What is needed
Take each line containing "DEVICES" and report it exactly as written.

┄┄┄┄┄┄┄┄┄┄┄┄┄┄┄┄┄┄┄┄

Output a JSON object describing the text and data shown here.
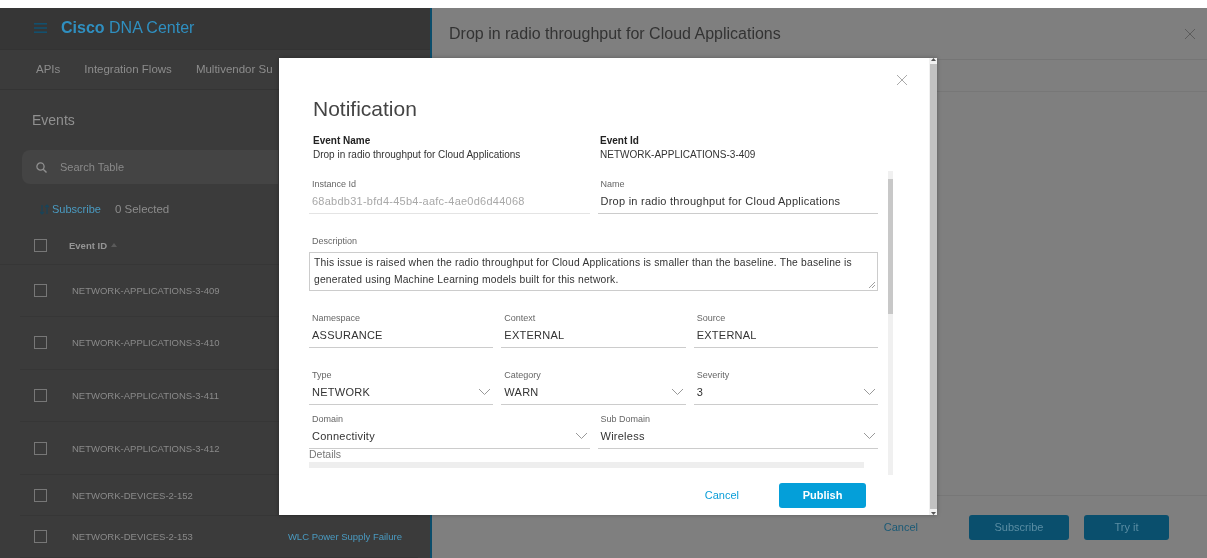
{
  "app": {
    "brand_bold": "Cisco",
    "brand": "DNA Center",
    "nav": [
      "APIs",
      "Integration Flows",
      "Multivendor Su"
    ],
    "section_title": "Events",
    "search": {
      "placeholder": "Search Table"
    },
    "toolbar": {
      "subscribe": "Subscribe",
      "selected_count": "0 Selected"
    },
    "table": {
      "columns": [
        {
          "label": "Event ID",
          "sorted": true
        }
      ],
      "header_checked": false,
      "rows": [
        {
          "event_id": "NETWORK-APPLICATIONS-3-409",
          "checked": false
        },
        {
          "event_id": "NETWORK-APPLICATIONS-3-410",
          "checked": false
        },
        {
          "event_id": "NETWORK-APPLICATIONS-3-411",
          "checked": false
        },
        {
          "event_id": "NETWORK-APPLICATIONS-3-412",
          "checked": false
        },
        {
          "event_id": "NETWORK-DEVICES-2-152",
          "checked": false
        },
        {
          "event_id": "NETWORK-DEVICES-2-153",
          "checked": false,
          "column_2": "WLC Power Supply Failure"
        }
      ]
    }
  },
  "panel": {
    "title": "Drop in radio throughput for Cloud Applications",
    "cancel": "Cancel",
    "buttons": [
      "Subscribe",
      "Try it"
    ]
  },
  "modal": {
    "title": "Notification",
    "summary": [
      {
        "label": "Event Name",
        "value": "Drop in radio throughput for Cloud Applications"
      },
      {
        "label": "Event Id",
        "value": "NETWORK-APPLICATIONS-3-409"
      }
    ],
    "field_rows": [
      [
        {
          "kind": "text",
          "label": "Instance Id",
          "value": "68abdb31-bfd4-45b4-aafc-4ae0d6d44068",
          "disabled": true
        },
        {
          "kind": "text",
          "label": "Name",
          "value": "Drop in radio throughput for Cloud Applications",
          "disabled": false
        }
      ],
      [
        {
          "kind": "textarea",
          "label": "Description",
          "value": "This issue is raised when the radio throughput for Cloud Applications is smaller than the baseline. The baseline is generated using Machine Learning models built for this network.",
          "disabled": false
        }
      ],
      [
        {
          "kind": "text",
          "label": "Namespace",
          "value": "ASSURANCE",
          "disabled": false
        },
        {
          "kind": "text",
          "label": "Context",
          "value": "EXTERNAL",
          "disabled": false
        },
        {
          "kind": "text",
          "label": "Source",
          "value": "EXTERNAL",
          "disabled": false
        }
      ],
      [
        {
          "kind": "select",
          "label": "Type",
          "value": "NETWORK",
          "disabled": false
        },
        {
          "kind": "select",
          "label": "Category",
          "value": "WARN",
          "disabled": false
        },
        {
          "kind": "select",
          "label": "Severity",
          "value": "3",
          "disabled": false
        }
      ],
      [
        {
          "kind": "select",
          "label": "Domain",
          "value": "Connectivity",
          "disabled": false
        },
        {
          "kind": "select",
          "label": "Sub Domain",
          "value": "Wireless",
          "disabled": false
        }
      ]
    ],
    "details_label": "Details",
    "cancel": "Cancel",
    "publish": "Publish"
  }
}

┄┄┄┄┄┄┄┄┄┄┄┄┄┄┄┄┄┄┄┄

Right answer
          "event_id": "NETWORK-DEVICES-2-152",
          "event_id": "NETWORK-DEVICES-2-153",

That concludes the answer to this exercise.